Gather every line from the entries below that includes "courses".

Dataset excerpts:
--- --- ---
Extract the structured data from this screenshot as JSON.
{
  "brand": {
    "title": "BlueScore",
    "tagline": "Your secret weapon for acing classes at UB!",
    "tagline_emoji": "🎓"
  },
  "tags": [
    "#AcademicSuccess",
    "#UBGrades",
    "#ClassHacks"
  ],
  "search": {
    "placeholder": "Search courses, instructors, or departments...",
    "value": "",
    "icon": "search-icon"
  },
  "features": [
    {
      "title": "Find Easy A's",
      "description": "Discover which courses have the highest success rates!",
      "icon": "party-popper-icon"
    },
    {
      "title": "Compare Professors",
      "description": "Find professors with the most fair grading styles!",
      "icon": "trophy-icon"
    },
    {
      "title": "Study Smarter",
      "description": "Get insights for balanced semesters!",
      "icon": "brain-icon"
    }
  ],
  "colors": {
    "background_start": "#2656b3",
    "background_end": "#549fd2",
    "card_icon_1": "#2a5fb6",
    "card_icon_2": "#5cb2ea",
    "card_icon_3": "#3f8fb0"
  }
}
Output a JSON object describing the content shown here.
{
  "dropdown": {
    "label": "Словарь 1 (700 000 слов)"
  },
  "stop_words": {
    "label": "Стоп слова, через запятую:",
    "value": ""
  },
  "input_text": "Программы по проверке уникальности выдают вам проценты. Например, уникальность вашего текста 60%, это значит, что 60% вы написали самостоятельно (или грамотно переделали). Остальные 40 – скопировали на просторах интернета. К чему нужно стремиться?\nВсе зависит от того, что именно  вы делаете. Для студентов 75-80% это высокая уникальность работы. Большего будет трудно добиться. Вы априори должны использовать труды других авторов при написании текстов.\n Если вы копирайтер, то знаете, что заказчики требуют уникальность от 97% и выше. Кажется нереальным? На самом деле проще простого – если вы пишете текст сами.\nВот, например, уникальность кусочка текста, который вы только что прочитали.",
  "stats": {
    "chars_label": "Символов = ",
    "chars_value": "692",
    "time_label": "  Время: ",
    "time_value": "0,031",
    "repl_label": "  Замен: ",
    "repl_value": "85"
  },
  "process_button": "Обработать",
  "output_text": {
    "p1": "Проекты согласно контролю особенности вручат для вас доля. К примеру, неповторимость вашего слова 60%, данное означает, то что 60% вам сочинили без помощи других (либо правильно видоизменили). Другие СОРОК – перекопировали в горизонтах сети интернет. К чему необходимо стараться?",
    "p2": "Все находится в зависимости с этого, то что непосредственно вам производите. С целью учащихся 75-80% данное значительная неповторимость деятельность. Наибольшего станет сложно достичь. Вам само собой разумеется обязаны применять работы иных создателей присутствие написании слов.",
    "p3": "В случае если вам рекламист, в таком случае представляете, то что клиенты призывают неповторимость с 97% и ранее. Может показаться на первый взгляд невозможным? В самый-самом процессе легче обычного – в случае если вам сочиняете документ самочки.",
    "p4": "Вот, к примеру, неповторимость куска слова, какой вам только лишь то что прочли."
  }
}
--- --- ---
Response to this task
    "placeholder": "Search courses, instructors, or departments...",
      "description": "Discover which courses have the highest success rates!",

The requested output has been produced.